== Dataset extract

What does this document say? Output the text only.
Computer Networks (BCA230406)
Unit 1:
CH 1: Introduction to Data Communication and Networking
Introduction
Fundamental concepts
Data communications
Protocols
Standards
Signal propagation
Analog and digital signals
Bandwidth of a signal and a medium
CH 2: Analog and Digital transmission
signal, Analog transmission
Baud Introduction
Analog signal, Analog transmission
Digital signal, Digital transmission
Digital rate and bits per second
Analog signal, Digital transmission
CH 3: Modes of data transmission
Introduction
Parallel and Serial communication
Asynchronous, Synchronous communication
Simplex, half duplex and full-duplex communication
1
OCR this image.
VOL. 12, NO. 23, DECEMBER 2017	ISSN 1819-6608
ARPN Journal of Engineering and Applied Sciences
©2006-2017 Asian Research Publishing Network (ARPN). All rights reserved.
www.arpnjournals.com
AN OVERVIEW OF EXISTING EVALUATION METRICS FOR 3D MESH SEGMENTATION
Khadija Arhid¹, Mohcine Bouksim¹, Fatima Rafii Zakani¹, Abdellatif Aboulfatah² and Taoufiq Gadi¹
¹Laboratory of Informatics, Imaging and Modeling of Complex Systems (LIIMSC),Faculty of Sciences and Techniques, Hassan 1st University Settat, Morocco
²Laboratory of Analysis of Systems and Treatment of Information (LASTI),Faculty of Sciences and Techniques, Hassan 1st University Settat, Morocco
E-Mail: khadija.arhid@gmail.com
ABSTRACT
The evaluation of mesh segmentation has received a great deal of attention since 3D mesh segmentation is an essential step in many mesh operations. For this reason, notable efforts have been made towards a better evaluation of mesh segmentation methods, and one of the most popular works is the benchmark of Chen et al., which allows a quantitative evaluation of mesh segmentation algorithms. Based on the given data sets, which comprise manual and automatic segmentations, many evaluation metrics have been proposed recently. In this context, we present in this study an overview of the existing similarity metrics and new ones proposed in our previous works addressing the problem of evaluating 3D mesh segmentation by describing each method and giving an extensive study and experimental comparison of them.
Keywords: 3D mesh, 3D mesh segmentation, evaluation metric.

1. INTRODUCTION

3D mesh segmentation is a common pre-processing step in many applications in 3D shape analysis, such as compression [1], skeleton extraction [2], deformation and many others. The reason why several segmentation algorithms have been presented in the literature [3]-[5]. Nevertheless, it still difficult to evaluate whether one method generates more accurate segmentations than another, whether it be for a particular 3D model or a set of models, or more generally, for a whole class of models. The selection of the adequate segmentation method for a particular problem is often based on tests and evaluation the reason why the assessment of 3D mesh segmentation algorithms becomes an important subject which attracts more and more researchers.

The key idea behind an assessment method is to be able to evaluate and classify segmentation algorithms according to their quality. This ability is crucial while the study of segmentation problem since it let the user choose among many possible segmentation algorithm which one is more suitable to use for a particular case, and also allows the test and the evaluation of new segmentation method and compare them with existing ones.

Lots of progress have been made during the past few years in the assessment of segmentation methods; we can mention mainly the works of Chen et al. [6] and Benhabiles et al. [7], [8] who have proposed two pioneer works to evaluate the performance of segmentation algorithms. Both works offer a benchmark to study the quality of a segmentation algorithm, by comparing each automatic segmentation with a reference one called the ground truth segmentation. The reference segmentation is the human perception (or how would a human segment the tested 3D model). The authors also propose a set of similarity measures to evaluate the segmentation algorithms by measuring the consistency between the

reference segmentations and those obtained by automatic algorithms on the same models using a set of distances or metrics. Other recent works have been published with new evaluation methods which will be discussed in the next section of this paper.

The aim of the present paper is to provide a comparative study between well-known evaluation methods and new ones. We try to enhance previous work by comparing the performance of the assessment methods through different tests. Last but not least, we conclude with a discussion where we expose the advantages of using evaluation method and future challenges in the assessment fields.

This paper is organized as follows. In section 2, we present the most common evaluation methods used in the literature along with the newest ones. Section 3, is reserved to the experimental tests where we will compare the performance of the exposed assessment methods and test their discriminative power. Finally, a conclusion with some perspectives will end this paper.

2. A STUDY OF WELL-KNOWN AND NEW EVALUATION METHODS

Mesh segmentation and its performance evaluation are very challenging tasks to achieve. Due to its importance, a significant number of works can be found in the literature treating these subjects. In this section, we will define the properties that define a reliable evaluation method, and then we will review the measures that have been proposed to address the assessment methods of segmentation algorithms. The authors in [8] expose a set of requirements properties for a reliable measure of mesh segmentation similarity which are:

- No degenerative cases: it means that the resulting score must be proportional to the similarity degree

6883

====

Find each line that has the word "reference", then copy it out.

=== Solution ===
Lots of progress have been made during the past few years in the assessment of segmentation methods; we can mention mainly the works of Chen et al. [6] and Benhabiles et al. [7], [8] who have proposed two pioneer works to evaluate the performance of segmentation algorithms. Both works offer a benchmark to study the quality of a segmentation algorithm, by comparing each automatic segmentation with a reference one called the ground truth segmentation. The reference segmentation is the human perception (or how would a human segment the tested 3D model). The authors also propose a set of similarity measures to evaluate the segmentation algorithms by measuring the consistency between the
reference segmentations and those obtained by automatic algorithms on the same models using a set of distances or metrics. Other recent works have been published with new evaluation methods which will be discussed in the next section of this paper.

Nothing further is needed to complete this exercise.